| To do |
Produce an exact copy of all the records.

| Data entries |
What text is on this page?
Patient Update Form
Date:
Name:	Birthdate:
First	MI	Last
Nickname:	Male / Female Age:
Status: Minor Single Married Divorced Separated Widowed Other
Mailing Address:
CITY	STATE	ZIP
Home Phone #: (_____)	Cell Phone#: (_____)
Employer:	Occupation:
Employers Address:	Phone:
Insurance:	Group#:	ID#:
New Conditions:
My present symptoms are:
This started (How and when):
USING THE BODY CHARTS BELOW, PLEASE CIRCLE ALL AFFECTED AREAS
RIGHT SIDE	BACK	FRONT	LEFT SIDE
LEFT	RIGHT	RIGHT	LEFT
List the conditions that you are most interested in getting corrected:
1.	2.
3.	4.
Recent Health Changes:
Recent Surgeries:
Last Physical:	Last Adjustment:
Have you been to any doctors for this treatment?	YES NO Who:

| Answer to the task |
What text is on this page?
Patient Update Form
Date:
Name:	Birthdate:
First	MI	Last
Nickname:	Male / Female Age:
Status: Minor Single Married Divorced Separated Widowed Other
Mailing Address:
CITY	STATE	ZIP
Home Phone #: (_____)	Cell Phone#: (_____)
Employer:	Occupation:
Employers Address:	Phone:
Insurance:	Group#:	ID#:
New Conditions:
My present symptoms are:
This started (How and when):
USING THE BODY CHARTS BELOW, PLEASE CIRCLE ALL AFFECTED AREAS
RIGHT SIDE	BACK	FRONT	LEFT SIDE
LEFT	RIGHT	RIGHT	LEFT
List the conditions that you are most interested in getting corrected:
1.	2.
3.	4.
Recent Health Changes:
Recent Surgeries:
Last Physical:	Last Adjustment:
Have you been to any doctors for this treatment?	YES NO Who:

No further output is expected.